#### Records excerpted from a collection:

● ● ● ● ● ● ●

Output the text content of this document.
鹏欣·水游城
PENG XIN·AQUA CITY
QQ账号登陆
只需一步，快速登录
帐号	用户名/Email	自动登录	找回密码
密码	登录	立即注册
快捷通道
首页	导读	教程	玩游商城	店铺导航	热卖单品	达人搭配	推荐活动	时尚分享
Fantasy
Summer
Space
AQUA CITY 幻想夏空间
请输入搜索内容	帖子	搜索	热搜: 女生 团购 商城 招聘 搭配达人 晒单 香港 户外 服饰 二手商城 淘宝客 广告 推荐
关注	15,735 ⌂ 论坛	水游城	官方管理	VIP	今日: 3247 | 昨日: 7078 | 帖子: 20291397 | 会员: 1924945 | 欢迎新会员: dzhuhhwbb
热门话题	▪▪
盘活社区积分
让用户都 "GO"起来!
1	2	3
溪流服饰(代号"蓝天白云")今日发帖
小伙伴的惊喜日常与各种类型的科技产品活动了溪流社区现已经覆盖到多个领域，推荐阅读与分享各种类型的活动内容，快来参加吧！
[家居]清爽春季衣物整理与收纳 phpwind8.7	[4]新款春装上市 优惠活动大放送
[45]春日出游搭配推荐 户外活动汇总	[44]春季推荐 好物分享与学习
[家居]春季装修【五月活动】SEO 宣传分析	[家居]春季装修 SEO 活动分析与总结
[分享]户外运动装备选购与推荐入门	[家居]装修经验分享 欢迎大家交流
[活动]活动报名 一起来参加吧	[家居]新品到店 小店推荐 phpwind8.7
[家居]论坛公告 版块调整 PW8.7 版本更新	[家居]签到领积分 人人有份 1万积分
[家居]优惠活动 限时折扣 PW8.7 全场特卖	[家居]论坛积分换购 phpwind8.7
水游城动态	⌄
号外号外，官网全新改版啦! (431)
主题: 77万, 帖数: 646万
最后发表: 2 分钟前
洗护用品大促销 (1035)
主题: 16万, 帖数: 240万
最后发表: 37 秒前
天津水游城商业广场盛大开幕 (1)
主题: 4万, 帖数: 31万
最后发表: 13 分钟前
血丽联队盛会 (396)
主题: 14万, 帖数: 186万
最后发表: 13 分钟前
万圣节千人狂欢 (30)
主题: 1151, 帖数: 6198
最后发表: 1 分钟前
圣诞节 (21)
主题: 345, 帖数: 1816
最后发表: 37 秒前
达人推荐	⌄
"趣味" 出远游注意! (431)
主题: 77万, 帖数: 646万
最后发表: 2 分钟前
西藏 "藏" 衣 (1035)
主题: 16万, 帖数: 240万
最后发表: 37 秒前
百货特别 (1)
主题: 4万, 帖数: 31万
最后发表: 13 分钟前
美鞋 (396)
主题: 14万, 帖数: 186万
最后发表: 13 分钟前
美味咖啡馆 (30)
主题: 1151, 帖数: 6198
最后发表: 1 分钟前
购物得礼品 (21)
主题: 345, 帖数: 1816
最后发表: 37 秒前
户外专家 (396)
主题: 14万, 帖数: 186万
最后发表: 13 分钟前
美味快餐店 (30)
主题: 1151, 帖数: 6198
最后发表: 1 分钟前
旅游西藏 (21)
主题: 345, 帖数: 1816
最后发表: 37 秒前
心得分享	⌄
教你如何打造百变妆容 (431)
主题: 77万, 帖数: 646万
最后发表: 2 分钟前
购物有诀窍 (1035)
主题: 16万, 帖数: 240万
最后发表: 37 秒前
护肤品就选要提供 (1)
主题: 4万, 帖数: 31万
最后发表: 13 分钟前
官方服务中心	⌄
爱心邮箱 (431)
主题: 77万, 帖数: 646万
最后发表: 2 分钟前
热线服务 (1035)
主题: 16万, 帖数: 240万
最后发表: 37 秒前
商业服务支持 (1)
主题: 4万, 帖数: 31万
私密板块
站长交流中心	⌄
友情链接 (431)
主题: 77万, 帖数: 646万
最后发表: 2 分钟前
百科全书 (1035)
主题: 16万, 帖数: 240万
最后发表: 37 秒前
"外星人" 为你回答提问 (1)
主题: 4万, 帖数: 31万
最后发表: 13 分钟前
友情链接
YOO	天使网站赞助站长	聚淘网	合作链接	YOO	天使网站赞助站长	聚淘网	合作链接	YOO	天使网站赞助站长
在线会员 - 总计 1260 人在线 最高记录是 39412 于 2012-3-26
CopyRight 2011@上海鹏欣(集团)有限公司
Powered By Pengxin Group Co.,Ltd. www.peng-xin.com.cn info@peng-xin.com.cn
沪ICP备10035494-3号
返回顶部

● ● ● ● ● ● ●

#### Task prompt:
Reproduce every line of the material above exactly.

#### Worked solution:
Output the text content of this document.
鹏欣·水游城
PENG XIN·AQUA CITY
QQ账号登陆
只需一步，快速登录
帐号	用户名/Email	自动登录	找回密码
密码	登录	立即注册
快捷通道
首页	导读	教程	玩游商城	店铺导航	热卖单品	达人搭配	推荐活动	时尚分享
Fantasy
Summer
Space
AQUA CITY 幻想夏空间
请输入搜索内容	帖子	搜索	热搜: 女生 团购 商城 招聘 搭配达人 晒单 香港 户外 服饰 二手商城 淘宝客 广告 推荐
关注	15,735 ⌂ 论坛	水游城	官方管理	VIP	今日: 3247 | 昨日: 7078 | 帖子: 20291397 | 会员: 1924945 | 欢迎新会员: dzhuhhwbb
热门话题	▪▪
盘活社区积分
让用户都 "GO"起来!
1	2	3
溪流服饰(代号"蓝天白云")今日发帖
小伙伴的惊喜日常与各种类型的科技产品活动了溪流社区现已经覆盖到多个领域，推荐阅读与分享各种类型的活动内容，快来参加吧！
[家居]清爽春季衣物整理与收纳 phpwind8.7	[4]新款春装上市 优惠活动大放送
[45]春日出游搭配推荐 户外活动汇总	[44]春季推荐 好物分享与学习
[家居]春季装修【五月活动】SEO 宣传分析	[家居]春季装修 SEO 活动分析与总结
[分享]户外运动装备选购与推荐入门	[家居]装修经验分享 欢迎大家交流
[活动]活动报名 一起来参加吧	[家居]新品到店 小店推荐 phpwind8.7
[家居]论坛公告 版块调整 PW8.7 版本更新	[家居]签到领积分 人人有份 1万积分
[家居]优惠活动 限时折扣 PW8.7 全场特卖	[家居]论坛积分换购 phpwind8.7
水游城动态	⌄
号外号外，官网全新改版啦! (431)
主题: 77万, 帖数: 646万
最后发表: 2 分钟前
洗护用品大促销 (1035)
主题: 16万, 帖数: 240万
最后发表: 37 秒前
天津水游城商业广场盛大开幕 (1)
主题: 4万, 帖数: 31万
最后发表: 13 分钟前
血丽联队盛会 (396)
主题: 14万, 帖数: 186万
最后发表: 13 分钟前
万圣节千人狂欢 (30)
主题: 1151, 帖数: 6198
最后发表: 1 分钟前
圣诞节 (21)
主题: 345, 帖数: 1816
最后发表: 37 秒前
达人推荐	⌄
"趣味" 出远游注意! (431)
主题: 77万, 帖数: 646万
最后发表: 2 分钟前
西藏 "藏" 衣 (1035)
主题: 16万, 帖数: 240万
最后发表: 37 秒前
百货特别 (1)
主题: 4万, 帖数: 31万
最后发表: 13 分钟前
美鞋 (396)
主题: 14万, 帖数: 186万
最后发表: 13 分钟前
美味咖啡馆 (30)
主题: 1151, 帖数: 6198
最后发表: 1 分钟前
购物得礼品 (21)
主题: 345, 帖数: 1816
最后发表: 37 秒前
户外专家 (396)
主题: 14万, 帖数: 186万
最后发表: 13 分钟前
美味快餐店 (30)
主题: 1151, 帖数: 6198
最后发表: 1 分钟前
旅游西藏 (21)
主题: 345, 帖数: 1816
最后发表: 37 秒前
心得分享	⌄
教你如何打造百变妆容 (431)
主题: 77万, 帖数: 646万
最后发表: 2 分钟前
购物有诀窍 (1035)
主题: 16万, 帖数: 240万
最后发表: 37 秒前
护肤品就选要提供 (1)
主题: 4万, 帖数: 31万
最后发表: 13 分钟前
官方服务中心	⌄
爱心邮箱 (431)
主题: 77万, 帖数: 646万
最后发表: 2 分钟前
热线服务 (1035)
主题: 16万, 帖数: 240万
最后发表: 37 秒前
商业服务支持 (1)
主题: 4万, 帖数: 31万
私密板块
站长交流中心	⌄
友情链接 (431)
主题: 77万, 帖数: 646万
最后发表: 2 分钟前
百科全书 (1035)
主题: 16万, 帖数: 240万
最后发表: 37 秒前
"外星人" 为你回答提问 (1)
主题: 4万, 帖数: 31万
最后发表: 13 分钟前
友情链接
YOO	天使网站赞助站长	聚淘网	合作链接	YOO	天使网站赞助站长	聚淘网	合作链接	YOO	天使网站赞助站长
在线会员 - 总计 1260 人在线 最高记录是 39412 于 2012-3-26
CopyRight 2011@上海鹏欣(集团)有限公司
Powered By Pengxin Group Co.,Ltd. www.peng-xin.com.cn info@peng-xin.com.cn
沪ICP备10035494-3号
返回顶部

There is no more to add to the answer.